--- Begin Listing ---

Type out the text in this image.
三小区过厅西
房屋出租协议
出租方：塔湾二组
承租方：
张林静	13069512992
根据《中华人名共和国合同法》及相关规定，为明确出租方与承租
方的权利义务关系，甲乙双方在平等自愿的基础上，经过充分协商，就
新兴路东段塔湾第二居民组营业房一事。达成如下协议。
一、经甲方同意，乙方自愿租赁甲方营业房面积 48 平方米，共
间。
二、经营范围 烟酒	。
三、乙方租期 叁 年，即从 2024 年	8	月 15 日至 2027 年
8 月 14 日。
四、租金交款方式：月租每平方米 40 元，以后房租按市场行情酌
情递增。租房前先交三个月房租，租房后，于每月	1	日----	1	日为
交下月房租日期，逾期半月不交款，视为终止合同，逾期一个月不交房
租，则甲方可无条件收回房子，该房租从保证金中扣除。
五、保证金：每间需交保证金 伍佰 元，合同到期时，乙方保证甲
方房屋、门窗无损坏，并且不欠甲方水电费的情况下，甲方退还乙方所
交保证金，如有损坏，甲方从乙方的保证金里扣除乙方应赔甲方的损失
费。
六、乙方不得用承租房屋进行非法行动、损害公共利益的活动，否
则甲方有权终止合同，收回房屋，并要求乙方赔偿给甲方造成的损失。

--- End Listing ---

Return the listing above in its exact form.

Type out the text in this image.
三小区过厅西
房屋出租协议
出租方：塔湾二组
承租方：
张林静	13069512992
根据《中华人名共和国合同法》及相关规定，为明确出租方与承租
方的权利义务关系，甲乙双方在平等自愿的基础上，经过充分协商，就
新兴路东段塔湾第二居民组营业房一事。达成如下协议。
一、经甲方同意，乙方自愿租赁甲方营业房面积 48 平方米，共
间。
二、经营范围 烟酒	。
三、乙方租期 叁 年，即从 2024 年	8	月 15 日至 2027 年
8 月 14 日。
四、租金交款方式：月租每平方米 40 元，以后房租按市场行情酌
情递增。租房前先交三个月房租，租房后，于每月	1	日----	1	日为
交下月房租日期，逾期半月不交款，视为终止合同，逾期一个月不交房
租，则甲方可无条件收回房子，该房租从保证金中扣除。
五、保证金：每间需交保证金 伍佰 元，合同到期时，乙方保证甲
方房屋、门窗无损坏，并且不欠甲方水电费的情况下，甲方退还乙方所
交保证金，如有损坏，甲方从乙方的保证金里扣除乙方应赔甲方的损失
费。
六、乙方不得用承租房屋进行非法行动、损害公共利益的活动，否
则甲方有权终止合同，收回房屋，并要求乙方赔偿给甲方造成的损失。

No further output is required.